Exercise –
Select and copy out every line in the records containing "والمسموع".

☆ ☆ ☆

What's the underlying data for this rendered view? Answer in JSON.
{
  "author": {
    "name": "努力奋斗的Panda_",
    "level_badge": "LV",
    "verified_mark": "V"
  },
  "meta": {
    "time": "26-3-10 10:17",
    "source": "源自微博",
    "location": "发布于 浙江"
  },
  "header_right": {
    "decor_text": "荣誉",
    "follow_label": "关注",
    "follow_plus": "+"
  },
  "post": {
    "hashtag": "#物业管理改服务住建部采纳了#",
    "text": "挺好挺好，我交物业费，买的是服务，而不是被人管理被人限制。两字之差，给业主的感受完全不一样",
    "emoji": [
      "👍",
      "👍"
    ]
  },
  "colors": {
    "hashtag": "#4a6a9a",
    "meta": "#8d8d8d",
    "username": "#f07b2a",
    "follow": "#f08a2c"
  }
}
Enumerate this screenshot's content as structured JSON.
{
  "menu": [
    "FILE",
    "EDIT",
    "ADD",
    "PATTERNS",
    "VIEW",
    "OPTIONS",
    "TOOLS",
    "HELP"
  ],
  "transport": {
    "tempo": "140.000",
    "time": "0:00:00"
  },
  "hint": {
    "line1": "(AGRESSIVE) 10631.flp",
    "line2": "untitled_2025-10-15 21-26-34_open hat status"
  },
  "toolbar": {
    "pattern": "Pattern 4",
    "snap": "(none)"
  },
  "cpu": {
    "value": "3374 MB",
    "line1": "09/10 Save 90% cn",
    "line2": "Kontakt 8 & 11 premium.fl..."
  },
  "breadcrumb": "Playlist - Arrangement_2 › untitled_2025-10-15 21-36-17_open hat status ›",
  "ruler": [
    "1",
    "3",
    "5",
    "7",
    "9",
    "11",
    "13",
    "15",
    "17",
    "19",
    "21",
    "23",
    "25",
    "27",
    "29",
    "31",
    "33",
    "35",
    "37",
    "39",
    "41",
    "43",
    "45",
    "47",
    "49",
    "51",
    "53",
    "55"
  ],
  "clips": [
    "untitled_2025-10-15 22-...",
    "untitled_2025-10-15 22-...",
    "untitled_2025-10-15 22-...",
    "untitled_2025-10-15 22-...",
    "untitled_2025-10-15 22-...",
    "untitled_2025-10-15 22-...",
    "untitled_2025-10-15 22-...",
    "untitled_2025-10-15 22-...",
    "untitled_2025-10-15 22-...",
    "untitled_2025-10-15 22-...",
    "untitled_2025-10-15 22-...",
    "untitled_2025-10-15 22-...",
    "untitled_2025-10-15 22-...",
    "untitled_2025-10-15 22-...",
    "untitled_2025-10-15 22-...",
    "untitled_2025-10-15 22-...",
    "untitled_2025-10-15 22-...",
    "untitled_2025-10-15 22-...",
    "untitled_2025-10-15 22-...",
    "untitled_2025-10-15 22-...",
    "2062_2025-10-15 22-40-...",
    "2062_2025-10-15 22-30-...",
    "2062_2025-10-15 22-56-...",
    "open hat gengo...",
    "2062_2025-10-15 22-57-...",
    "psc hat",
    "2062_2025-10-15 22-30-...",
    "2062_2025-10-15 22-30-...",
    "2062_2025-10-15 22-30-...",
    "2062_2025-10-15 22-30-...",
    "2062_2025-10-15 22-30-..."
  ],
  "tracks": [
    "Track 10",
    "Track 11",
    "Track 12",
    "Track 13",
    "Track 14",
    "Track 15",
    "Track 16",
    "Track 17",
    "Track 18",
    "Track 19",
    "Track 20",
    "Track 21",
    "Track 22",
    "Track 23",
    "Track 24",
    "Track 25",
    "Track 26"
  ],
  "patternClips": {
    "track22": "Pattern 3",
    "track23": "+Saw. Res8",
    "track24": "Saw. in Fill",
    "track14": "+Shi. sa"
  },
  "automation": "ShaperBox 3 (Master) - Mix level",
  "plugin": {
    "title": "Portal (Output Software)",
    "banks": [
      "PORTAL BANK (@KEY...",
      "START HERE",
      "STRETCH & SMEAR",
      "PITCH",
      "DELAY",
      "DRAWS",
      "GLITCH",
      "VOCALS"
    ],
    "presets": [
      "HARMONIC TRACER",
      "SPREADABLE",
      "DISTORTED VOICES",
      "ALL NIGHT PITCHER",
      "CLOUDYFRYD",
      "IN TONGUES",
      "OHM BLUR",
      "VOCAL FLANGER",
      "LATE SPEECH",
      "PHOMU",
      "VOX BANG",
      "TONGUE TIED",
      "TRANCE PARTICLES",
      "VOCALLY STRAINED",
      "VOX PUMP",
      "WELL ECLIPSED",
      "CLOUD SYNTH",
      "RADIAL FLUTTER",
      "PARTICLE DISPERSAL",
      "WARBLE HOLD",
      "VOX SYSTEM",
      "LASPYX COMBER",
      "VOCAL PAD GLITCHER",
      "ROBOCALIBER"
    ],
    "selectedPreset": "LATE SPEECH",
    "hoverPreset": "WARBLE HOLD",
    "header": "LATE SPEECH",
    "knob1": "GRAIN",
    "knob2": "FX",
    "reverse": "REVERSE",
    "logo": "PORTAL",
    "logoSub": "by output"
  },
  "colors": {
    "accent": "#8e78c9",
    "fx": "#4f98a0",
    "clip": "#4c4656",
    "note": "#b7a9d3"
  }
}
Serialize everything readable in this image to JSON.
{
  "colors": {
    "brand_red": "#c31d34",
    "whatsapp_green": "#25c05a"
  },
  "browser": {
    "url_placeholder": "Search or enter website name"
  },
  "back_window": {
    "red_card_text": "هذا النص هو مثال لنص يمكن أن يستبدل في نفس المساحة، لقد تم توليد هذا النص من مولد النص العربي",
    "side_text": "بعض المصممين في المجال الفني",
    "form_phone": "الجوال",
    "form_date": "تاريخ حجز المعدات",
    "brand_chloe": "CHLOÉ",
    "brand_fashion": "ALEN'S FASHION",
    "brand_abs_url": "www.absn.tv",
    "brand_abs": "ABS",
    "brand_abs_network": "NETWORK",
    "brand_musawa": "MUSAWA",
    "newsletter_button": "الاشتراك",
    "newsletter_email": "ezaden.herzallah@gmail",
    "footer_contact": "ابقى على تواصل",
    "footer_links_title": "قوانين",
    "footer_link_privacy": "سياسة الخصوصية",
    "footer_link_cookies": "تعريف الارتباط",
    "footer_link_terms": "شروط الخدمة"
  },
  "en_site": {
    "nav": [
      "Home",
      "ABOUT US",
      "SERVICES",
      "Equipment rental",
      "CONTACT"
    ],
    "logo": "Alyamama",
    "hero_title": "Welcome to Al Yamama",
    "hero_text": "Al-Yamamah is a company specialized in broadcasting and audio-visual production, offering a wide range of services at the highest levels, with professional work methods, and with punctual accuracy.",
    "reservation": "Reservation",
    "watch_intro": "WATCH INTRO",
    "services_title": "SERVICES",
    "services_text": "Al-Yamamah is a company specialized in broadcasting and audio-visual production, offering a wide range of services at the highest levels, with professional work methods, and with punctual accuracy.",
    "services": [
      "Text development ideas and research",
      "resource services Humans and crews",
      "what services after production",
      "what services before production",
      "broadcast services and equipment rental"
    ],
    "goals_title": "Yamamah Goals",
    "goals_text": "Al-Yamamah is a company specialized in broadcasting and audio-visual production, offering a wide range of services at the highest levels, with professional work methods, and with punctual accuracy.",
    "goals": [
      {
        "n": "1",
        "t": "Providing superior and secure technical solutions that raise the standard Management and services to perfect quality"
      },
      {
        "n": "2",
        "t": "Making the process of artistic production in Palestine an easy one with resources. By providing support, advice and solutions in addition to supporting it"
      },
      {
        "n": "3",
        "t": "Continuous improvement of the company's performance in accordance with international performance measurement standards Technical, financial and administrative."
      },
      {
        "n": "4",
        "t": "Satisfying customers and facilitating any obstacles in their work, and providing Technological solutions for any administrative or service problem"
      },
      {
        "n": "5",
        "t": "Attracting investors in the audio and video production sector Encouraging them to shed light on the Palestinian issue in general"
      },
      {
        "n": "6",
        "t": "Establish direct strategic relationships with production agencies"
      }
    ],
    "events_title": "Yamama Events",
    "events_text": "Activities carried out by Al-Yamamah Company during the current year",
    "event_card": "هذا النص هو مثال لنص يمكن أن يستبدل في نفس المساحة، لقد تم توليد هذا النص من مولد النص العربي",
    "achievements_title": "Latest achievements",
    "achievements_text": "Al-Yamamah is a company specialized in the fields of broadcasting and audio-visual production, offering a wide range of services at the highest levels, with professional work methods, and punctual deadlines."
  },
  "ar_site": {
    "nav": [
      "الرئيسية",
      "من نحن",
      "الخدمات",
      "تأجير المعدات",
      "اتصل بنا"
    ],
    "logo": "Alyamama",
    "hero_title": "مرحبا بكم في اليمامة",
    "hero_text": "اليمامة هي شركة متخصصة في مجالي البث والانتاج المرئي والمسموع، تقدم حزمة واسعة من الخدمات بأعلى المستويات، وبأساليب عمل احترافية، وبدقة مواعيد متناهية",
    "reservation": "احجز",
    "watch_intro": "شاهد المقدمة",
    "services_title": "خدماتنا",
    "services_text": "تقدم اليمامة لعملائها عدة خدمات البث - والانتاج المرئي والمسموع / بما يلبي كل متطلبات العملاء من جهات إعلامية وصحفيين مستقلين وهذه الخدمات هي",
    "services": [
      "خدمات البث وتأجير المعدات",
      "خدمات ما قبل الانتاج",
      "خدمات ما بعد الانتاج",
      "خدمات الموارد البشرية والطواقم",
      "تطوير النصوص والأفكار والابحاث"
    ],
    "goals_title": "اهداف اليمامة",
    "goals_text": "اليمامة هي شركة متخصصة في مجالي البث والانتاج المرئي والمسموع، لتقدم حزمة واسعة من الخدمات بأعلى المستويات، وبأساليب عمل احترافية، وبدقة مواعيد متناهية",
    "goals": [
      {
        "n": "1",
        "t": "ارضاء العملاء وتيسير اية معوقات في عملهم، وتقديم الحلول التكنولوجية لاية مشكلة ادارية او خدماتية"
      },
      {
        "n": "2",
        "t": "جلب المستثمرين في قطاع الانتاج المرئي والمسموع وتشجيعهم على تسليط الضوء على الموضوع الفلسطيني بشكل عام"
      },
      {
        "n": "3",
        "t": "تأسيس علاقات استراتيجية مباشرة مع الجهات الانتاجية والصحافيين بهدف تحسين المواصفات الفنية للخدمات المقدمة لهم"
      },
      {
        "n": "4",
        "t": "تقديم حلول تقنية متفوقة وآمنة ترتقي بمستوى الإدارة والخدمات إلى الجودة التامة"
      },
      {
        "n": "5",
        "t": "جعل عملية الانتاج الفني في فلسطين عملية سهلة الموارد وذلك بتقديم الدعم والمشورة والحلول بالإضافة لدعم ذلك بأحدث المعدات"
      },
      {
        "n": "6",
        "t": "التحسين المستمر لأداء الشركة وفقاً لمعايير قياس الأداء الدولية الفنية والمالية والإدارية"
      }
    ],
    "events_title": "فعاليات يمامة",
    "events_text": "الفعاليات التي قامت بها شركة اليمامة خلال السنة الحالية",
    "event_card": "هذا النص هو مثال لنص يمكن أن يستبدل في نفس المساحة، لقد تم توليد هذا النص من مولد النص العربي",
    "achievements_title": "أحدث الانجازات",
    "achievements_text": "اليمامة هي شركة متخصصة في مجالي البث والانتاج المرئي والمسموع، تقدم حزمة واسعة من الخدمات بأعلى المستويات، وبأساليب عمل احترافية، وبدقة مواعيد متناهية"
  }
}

☆ ☆ ☆

Solved problem –
    "hero_text": "اليمامة هي شركة متخصصة في مجالي البث والانتاج المرئي والمسموع، تقدم حزمة واسعة من الخدمات بأعلى المستويات، وبأساليب عمل احترافية، وبدقة مواعيد متناهية",
    "services_text": "تقدم اليمامة لعملائها عدة خدمات البث - والانتاج المرئي والمسموع / بما يلبي كل متطلبات العملاء من جهات إعلامية وصحفيين مستقلين وهذه الخدمات هي",
    "goals_text": "اليمامة هي شركة متخصصة في مجالي البث والانتاج المرئي والمسموع، لتقدم حزمة واسعة من الخدمات بأعلى المستويات، وبأساليب عمل احترافية، وبدقة مواعيد متناهية",
        "t": "جلب المستثمرين في قطاع الانتاج المرئي والمسموع وتشجيعهم على تسليط الضوء على الموضوع الفلسطيني بشكل عام"
    "achievements_text": "اليمامة هي شركة متخصصة في مجالي البث والانتاج المرئي والمسموع، تقدم حزمة واسعة من الخدمات بأعلى المستويات، وبأساليب عمل احترافية، وبدقة مواعيد متناهية"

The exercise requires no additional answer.